- **GIVEN PROBLEM**:
Print the listing in its entirety and exactly, leaving out images.

- **SUPPLIED MATERIAL**:
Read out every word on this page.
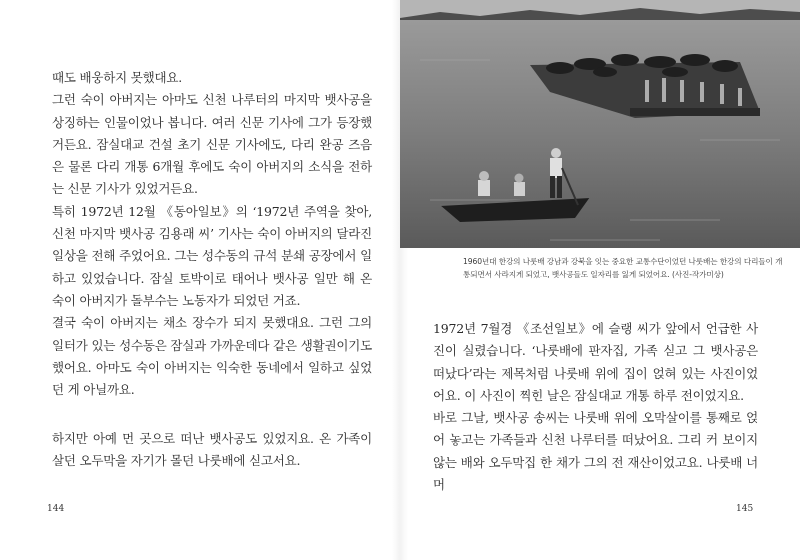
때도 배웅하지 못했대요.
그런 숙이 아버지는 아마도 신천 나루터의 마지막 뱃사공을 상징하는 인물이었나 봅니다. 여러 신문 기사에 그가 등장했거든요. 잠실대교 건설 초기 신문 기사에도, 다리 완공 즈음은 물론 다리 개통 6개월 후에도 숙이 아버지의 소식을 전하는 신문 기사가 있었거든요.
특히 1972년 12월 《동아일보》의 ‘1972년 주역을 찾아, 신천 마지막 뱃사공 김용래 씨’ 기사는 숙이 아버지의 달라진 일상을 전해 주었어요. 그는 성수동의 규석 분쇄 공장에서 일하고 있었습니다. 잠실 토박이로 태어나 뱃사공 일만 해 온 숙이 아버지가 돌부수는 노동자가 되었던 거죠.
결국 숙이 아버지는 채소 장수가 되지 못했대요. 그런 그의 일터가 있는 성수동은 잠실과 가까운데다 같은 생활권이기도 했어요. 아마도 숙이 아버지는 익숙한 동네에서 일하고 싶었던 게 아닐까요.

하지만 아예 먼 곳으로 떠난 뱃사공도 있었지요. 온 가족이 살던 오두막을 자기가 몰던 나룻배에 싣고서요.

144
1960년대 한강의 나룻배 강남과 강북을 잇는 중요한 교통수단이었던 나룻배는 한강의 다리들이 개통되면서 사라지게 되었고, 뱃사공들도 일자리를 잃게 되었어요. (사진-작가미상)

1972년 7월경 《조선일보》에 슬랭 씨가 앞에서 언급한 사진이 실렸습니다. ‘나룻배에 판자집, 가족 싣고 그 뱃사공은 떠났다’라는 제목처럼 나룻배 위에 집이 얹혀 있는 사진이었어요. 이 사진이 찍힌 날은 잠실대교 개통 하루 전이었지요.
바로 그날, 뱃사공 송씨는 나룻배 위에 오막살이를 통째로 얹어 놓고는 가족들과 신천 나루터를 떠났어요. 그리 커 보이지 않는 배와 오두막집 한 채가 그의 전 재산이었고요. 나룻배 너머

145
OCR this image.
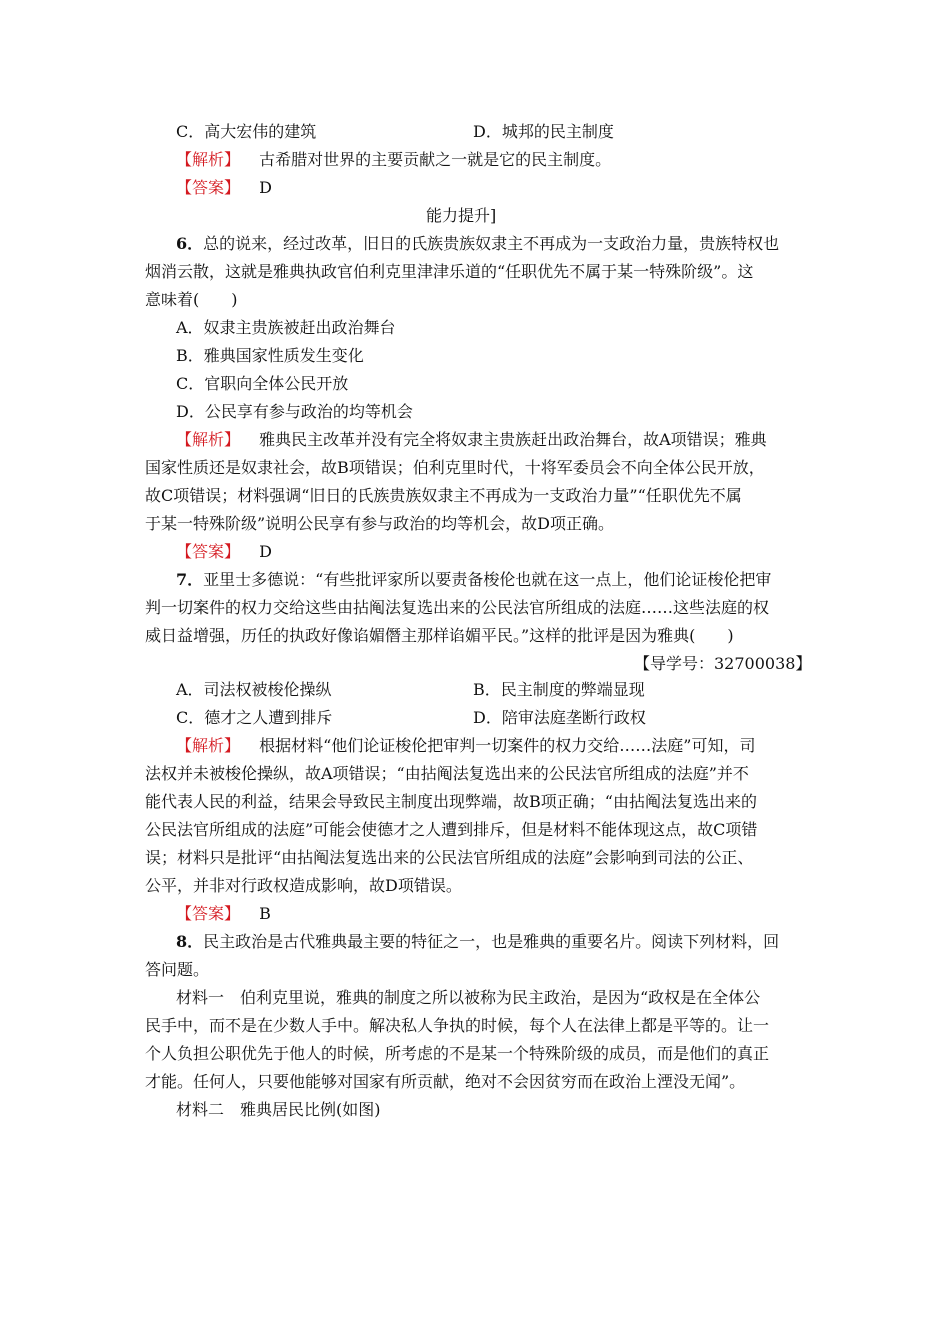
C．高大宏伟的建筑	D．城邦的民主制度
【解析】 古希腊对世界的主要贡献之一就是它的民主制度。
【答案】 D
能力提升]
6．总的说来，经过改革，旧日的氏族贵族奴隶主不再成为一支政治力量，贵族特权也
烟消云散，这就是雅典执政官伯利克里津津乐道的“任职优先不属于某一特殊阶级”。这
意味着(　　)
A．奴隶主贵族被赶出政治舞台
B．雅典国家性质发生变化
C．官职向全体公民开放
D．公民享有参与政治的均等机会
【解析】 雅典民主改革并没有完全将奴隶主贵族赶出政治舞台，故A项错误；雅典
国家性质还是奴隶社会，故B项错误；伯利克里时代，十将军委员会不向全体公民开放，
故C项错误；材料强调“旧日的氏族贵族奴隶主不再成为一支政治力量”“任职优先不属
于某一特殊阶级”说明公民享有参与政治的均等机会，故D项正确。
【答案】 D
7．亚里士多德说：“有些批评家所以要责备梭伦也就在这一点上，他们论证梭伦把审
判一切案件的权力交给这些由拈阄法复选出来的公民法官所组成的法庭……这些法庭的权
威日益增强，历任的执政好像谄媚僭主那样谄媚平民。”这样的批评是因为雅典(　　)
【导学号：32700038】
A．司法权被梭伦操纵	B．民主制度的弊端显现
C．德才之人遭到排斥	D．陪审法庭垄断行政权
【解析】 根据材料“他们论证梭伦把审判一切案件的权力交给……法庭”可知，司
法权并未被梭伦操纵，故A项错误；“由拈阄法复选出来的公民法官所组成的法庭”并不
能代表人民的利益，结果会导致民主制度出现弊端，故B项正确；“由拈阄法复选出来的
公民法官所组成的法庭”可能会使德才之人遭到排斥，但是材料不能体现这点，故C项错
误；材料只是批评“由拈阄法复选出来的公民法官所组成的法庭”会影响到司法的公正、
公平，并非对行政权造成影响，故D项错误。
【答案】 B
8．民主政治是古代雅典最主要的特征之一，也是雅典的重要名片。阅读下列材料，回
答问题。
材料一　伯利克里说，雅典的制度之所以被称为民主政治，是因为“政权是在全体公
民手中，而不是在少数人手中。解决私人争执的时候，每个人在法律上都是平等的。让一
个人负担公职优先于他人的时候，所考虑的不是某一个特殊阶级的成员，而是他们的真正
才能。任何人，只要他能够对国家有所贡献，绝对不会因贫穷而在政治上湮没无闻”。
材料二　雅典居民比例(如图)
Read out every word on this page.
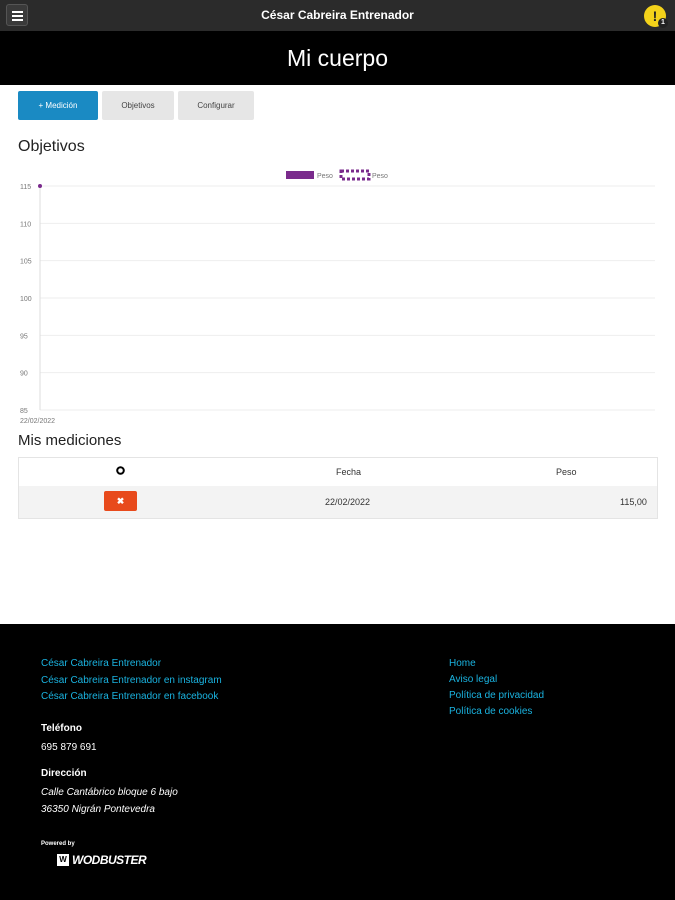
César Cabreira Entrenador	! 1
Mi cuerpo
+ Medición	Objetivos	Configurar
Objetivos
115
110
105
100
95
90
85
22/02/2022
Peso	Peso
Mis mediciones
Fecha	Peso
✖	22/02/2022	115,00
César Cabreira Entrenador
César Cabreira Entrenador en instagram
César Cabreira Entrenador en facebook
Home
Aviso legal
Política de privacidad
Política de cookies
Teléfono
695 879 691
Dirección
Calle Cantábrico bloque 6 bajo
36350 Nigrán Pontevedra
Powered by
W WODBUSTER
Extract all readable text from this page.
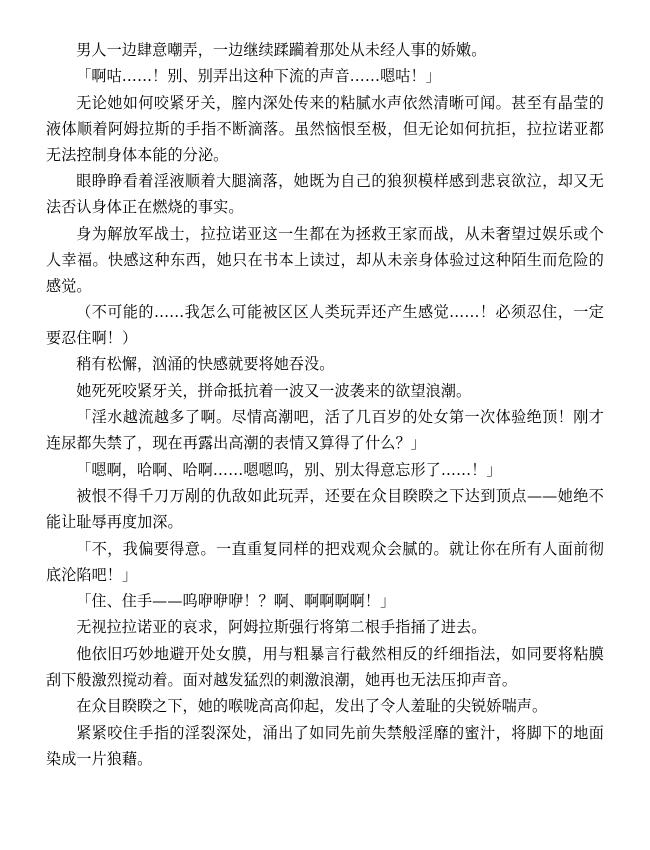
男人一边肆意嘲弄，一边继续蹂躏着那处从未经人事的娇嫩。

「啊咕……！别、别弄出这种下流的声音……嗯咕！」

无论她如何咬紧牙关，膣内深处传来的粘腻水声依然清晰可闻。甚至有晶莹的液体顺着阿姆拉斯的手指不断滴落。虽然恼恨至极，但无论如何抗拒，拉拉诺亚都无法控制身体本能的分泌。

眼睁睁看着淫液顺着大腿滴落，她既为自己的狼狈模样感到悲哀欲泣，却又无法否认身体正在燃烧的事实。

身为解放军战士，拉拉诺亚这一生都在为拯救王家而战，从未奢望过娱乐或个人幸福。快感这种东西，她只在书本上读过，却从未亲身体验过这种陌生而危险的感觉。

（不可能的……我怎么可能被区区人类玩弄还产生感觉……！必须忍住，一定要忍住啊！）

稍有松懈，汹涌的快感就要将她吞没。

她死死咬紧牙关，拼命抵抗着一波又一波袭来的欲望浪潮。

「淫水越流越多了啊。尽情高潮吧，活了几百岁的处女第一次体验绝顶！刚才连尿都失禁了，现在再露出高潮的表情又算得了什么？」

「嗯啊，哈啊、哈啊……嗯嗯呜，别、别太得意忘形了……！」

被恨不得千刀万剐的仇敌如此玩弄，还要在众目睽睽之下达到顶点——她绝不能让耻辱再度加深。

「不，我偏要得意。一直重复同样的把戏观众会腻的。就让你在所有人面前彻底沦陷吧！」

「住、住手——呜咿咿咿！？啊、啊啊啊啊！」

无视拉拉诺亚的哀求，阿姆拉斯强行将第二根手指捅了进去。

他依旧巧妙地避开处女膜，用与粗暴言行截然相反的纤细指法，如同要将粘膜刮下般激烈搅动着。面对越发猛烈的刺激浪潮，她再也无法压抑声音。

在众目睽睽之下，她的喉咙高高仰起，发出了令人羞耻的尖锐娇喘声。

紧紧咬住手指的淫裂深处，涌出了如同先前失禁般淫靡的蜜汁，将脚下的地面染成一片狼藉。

- **RESULT**:
Read out every word on this page.
때도 배웅하지 못했대요.
그런 숙이 아버지는 아마도 신천 나루터의 마지막 뱃사공을 상징하는 인물이었나 봅니다. 여러 신문 기사에 그가 등장했거든요. 잠실대교 건설 초기 신문 기사에도, 다리 완공 즈음은 물론 다리 개통 6개월 후에도 숙이 아버지의 소식을 전하는 신문 기사가 있었거든요.
특히 1972년 12월 《동아일보》의 ‘1972년 주역을 찾아, 신천 마지막 뱃사공 김용래 씨’ 기사는 숙이 아버지의 달라진 일상을 전해 주었어요. 그는 성수동의 규석 분쇄 공장에서 일하고 있었습니다. 잠실 토박이로 태어나 뱃사공 일만 해 온 숙이 아버지가 돌부수는 노동자가 되었던 거죠.
결국 숙이 아버지는 채소 장수가 되지 못했대요. 그런 그의 일터가 있는 성수동은 잠실과 가까운데다 같은 생활권이기도 했어요. 아마도 숙이 아버지는 익숙한 동네에서 일하고 싶었던 게 아닐까요.

하지만 아예 먼 곳으로 떠난 뱃사공도 있었지요. 온 가족이 살던 오두막을 자기가 몰던 나룻배에 싣고서요.

144
1960년대 한강의 나룻배 강남과 강북을 잇는 중요한 교통수단이었던 나룻배는 한강의 다리들이 개통되면서 사라지게 되었고, 뱃사공들도 일자리를 잃게 되었어요. (사진-작가미상)

1972년 7월경 《조선일보》에 슬랭 씨가 앞에서 언급한 사진이 실렸습니다. ‘나룻배에 판자집, 가족 싣고 그 뱃사공은 떠났다’라는 제목처럼 나룻배 위에 집이 얹혀 있는 사진이었어요. 이 사진이 찍힌 날은 잠실대교 개통 하루 전이었지요.
바로 그날, 뱃사공 송씨는 나룻배 위에 오막살이를 통째로 얹어 놓고는 가족들과 신천 나루터를 떠났어요. 그리 커 보이지 않는 배와 오두막집 한 채가 그의 전 재산이었고요. 나룻배 너머

145
OCR this image.
C．高大宏伟的建筑	D．城邦的民主制度
【解析】 古希腊对世界的主要贡献之一就是它的民主制度。
【答案】 D
能力提升]
6．总的说来，经过改革，旧日的氏族贵族奴隶主不再成为一支政治力量，贵族特权也
烟消云散，这就是雅典执政官伯利克里津津乐道的“任职优先不属于某一特殊阶级”。这
意味着(　　)
A．奴隶主贵族被赶出政治舞台
B．雅典国家性质发生变化
C．官职向全体公民开放
D．公民享有参与政治的均等机会
【解析】 雅典民主改革并没有完全将奴隶主贵族赶出政治舞台，故A项错误；雅典
国家性质还是奴隶社会，故B项错误；伯利克里时代，十将军委员会不向全体公民开放，
故C项错误；材料强调“旧日的氏族贵族奴隶主不再成为一支政治力量”“任职优先不属
于某一特殊阶级”说明公民享有参与政治的均等机会，故D项正确。
【答案】 D
7．亚里士多德说：“有些批评家所以要责备梭伦也就在这一点上，他们论证梭伦把审
判一切案件的权力交给这些由拈阄法复选出来的公民法官所组成的法庭……这些法庭的权
威日益增强，历任的执政好像谄媚僭主那样谄媚平民。”这样的批评是因为雅典(　　)
【导学号：32700038】
A．司法权被梭伦操纵	B．民主制度的弊端显现
C．德才之人遭到排斥	D．陪审法庭垄断行政权
【解析】 根据材料“他们论证梭伦把审判一切案件的权力交给……法庭”可知，司
法权并未被梭伦操纵，故A项错误；“由拈阄法复选出来的公民法官所组成的法庭”并不
能代表人民的利益，结果会导致民主制度出现弊端，故B项正确；“由拈阄法复选出来的
公民法官所组成的法庭”可能会使德才之人遭到排斥，但是材料不能体现这点，故C项错
误；材料只是批评“由拈阄法复选出来的公民法官所组成的法庭”会影响到司法的公正、
公平，并非对行政权造成影响，故D项错误。
【答案】 B
8．民主政治是古代雅典最主要的特征之一，也是雅典的重要名片。阅读下列材料，回
答问题。
材料一　伯利克里说，雅典的制度之所以被称为民主政治，是因为“政权是在全体公
民手中，而不是在少数人手中。解决私人争执的时候，每个人在法律上都是平等的。让一
个人负担公职优先于他人的时候，所考虑的不是某一个特殊阶级的成员，而是他们的真正
才能。任何人，只要他能够对国家有所贡献，绝对不会因贫穷而在政治上湮没无闻”。
材料二　雅典居民比例(如图)
Read out every word on this page.
César Cabreira Entrenador	! 1
Mi cuerpo
+ Medición	Objetivos	Configurar
Objetivos
115
110
105
100
95
90
85
22/02/2022
Peso	Peso
Mis mediciones
Fecha	Peso
✖	22/02/2022	115,00
César Cabreira Entrenador
César Cabreira Entrenador en instagram
César Cabreira Entrenador en facebook
Home
Aviso legal
Política de privacidad
Política de cookies
Teléfono
695 879 691
Dirección
Calle Cantábrico bloque 6 bajo
36350 Nigrán Pontevedra
Powered by
W WODBUSTER
Extract all readable text from this page.
男人一边肆意嘲弄，一边继续蹂躏着那处从未经人事的娇嫩。

「啊咕……！别、别弄出这种下流的声音……嗯咕！」

无论她如何咬紧牙关，膣内深处传来的粘腻水声依然清晰可闻。甚至有晶莹的液体顺着阿姆拉斯的手指不断滴落。虽然恼恨至极，但无论如何抗拒，拉拉诺亚都无法控制身体本能的分泌。

眼睁睁看着淫液顺着大腿滴落，她既为自己的狼狈模样感到悲哀欲泣，却又无法否认身体正在燃烧的事实。

身为解放军战士，拉拉诺亚这一生都在为拯救王家而战，从未奢望过娱乐或个人幸福。快感这种东西，她只在书本上读过，却从未亲身体验过这种陌生而危险的感觉。

（不可能的……我怎么可能被区区人类玩弄还产生感觉……！必须忍住，一定要忍住啊！）

稍有松懈，汹涌的快感就要将她吞没。

她死死咬紧牙关，拼命抵抗着一波又一波袭来的欲望浪潮。

「淫水越流越多了啊。尽情高潮吧，活了几百岁的处女第一次体验绝顶！刚才连尿都失禁了，现在再露出高潮的表情又算得了什么？」

「嗯啊，哈啊、哈啊……嗯嗯呜，别、别太得意忘形了……！」

被恨不得千刀万剐的仇敌如此玩弄，还要在众目睽睽之下达到顶点——她绝不能让耻辱再度加深。

「不，我偏要得意。一直重复同样的把戏观众会腻的。就让你在所有人面前彻底沦陷吧！」

「住、住手——呜咿咿咿！？啊、啊啊啊啊！」

无视拉拉诺亚的哀求，阿姆拉斯强行将第二根手指捅了进去。

他依旧巧妙地避开处女膜，用与粗暴言行截然相反的纤细指法，如同要将粘膜刮下般激烈搅动着。面对越发猛烈的刺激浪潮，她再也无法压抑声音。

在众目睽睽之下，她的喉咙高高仰起，发出了令人羞耻的尖锐娇喘声。

紧紧咬住手指的淫裂深处，涌出了如同先前失禁般淫靡的蜜汁，将脚下的地面染成一片狼藉。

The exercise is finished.